**Description of the task**: Single out each line with the word "wurde" and copy it.

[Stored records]
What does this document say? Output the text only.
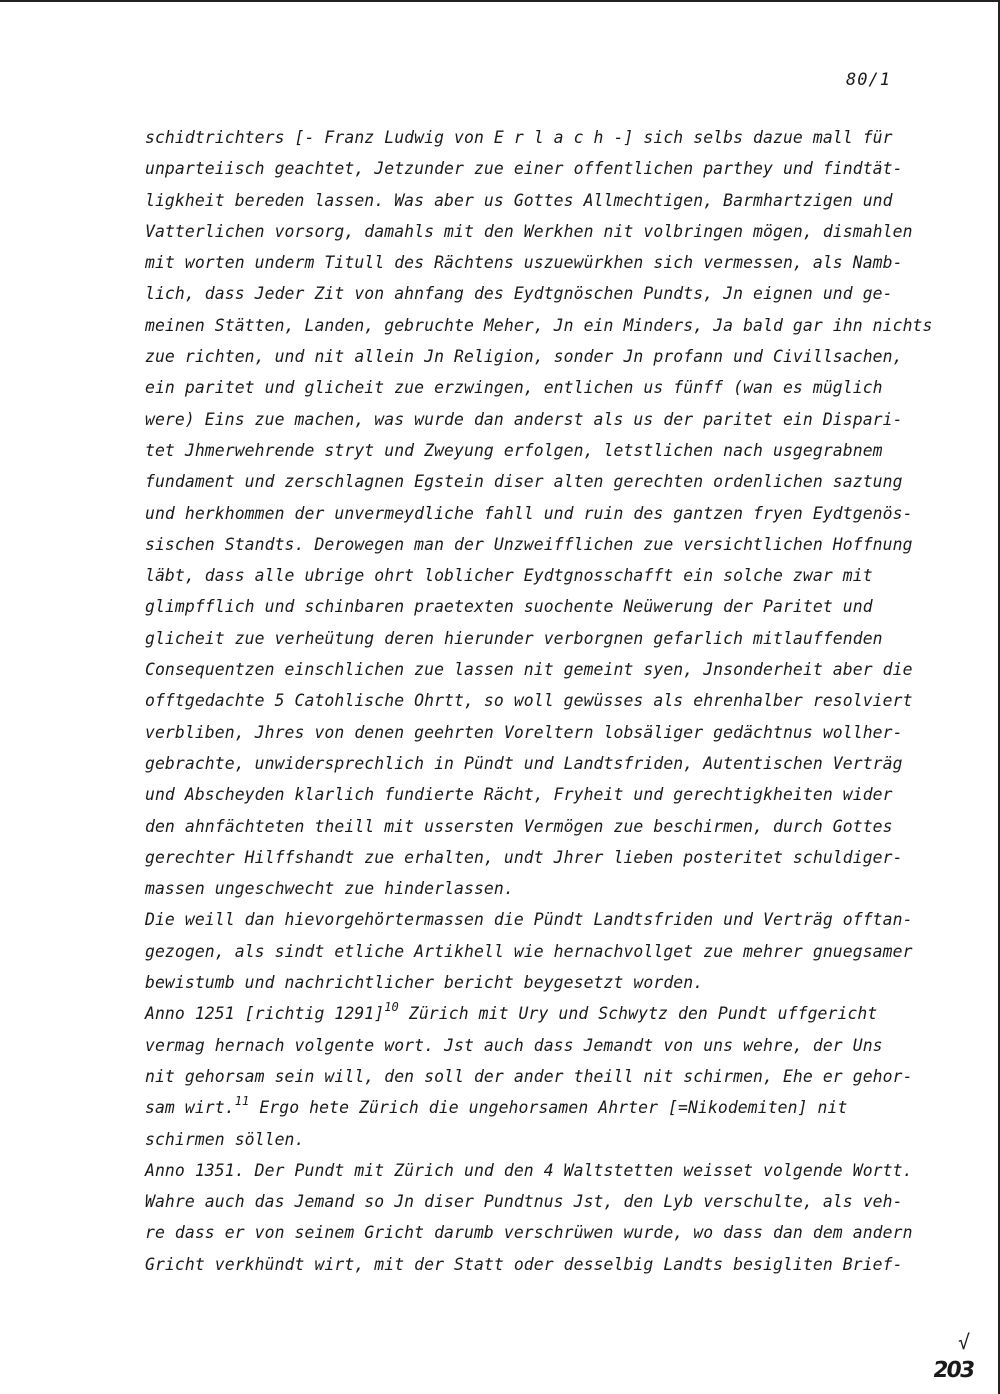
80/1
schidtrichters [- Franz Ludwig von E r l a c h -] sich selbs dazue mall für
unparteiisch geachtet, Jetzunder zue einer offentlichen parthey und findtät-
ligkheit bereden lassen. Was aber us Gottes Allmechtigen, Barmhartzigen und
Vatterlichen vorsorg, damahls mit den Werkhen nit volbringen mögen, dismahlen
mit worten underm Titull des Rächtens uszuewürkhen sich vermessen, als Namb-
lich, dass Jeder Zit von ahnfang des Eydtgnöschen Pundts, Jn eignen und ge-
meinen Stätten, Landen, gebruchte Meher, Jn ein Minders, Ja bald gar ihn nichts
zue richten, und nit allein Jn Religion, sonder Jn profann und Civillsachen,
ein paritet und glicheit zue erzwingen, entlichen us fünff (wan es müglich
were) Eins zue machen, was wurde dan anderst als us der paritet ein Dispari-
tet Jhmerwehrende stryt und Zweyung erfolgen, letstlichen nach usgegrabnem
fundament und zerschlagnen Egstein diser alten gerechten ordenlichen saztung
und herkhommen der unvermeydliche fahll und ruin des gantzen fryen Eydtgenös-
sischen Standts. Derowegen man der Unzweifflichen zue versichtlichen Hoffnung
läbt, dass alle ubrige ohrt loblicher Eydtgnosschafft ein solche zwar mit
glimpfflich und schinbaren praetexten suochente Neüwerung der Paritet und
glicheit zue verheütung deren hierunder verborgnen gefarlich mitlauffenden
Consequentzen einschlichen zue lassen nit gemeint syen, Jnsonderheit aber die
offtgedachte 5 Catohlische Ohrtt, so woll gewüsses als ehrenhalber resolviert
verbliben, Jhres von denen geehrten Voreltern lobsäliger gedächtnus wollher-
gebrachte, unwidersprechlich in Pündt und Landtsfriden, Autentischen Verträg
und Abscheyden klarlich fundierte Rächt, Fryheit und gerechtigkheiten wider
den ahnfächteten theill mit ussersten Vermögen zue beschirmen, durch Gottes
gerechter Hilffshandt zue erhalten, undt Jhrer lieben posteritet schuldiger-
massen ungeschwecht zue hinderlassen.
Die weill dan hievorgehörtermassen die Pündt Landtsfriden und Verträg offtan-
gezogen, als sindt etliche Artikhell wie hernachvollget zue mehrer gnuegsamer
bewistumb und nachrichtlicher bericht beygesetzt worden.
Anno 1251 [richtig 1291]$^{10}$ Zürich mit Ury und Schwytz den Pundt uffgericht
vermag hernach volgente wort. Jst auch dass Jemandt von uns wehre, der Uns
nit gehorsam sein will, den soll der ander theill nit schirmen, Ehe er gehor-
sam wirt.$^{11}$ Ergo hete Zürich die ungehorsamen Ahrter [=Nikodemiten] nit
schirmen söllen.
Anno 1351. Der Pundt mit Zürich und den 4 Waltstetten weisset volgende Wortt.
Wahre auch das Jemand so Jn diser Pundtnus Jst, den Lyb verschulte, als veh-
re dass er von seinem Gricht darumb verschrüwen wurde, wo dass dan dem andern
Gricht verkhündt wirt, mit der Statt oder desselbig Landts besigliten Brief-
√
203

**Answer to this exercise**:
were) Eins zue machen, was wurde dan anderst als us der paritet ein Dispari-
re dass er von seinem Gricht darumb verschrüwen wurde, wo dass dan dem andern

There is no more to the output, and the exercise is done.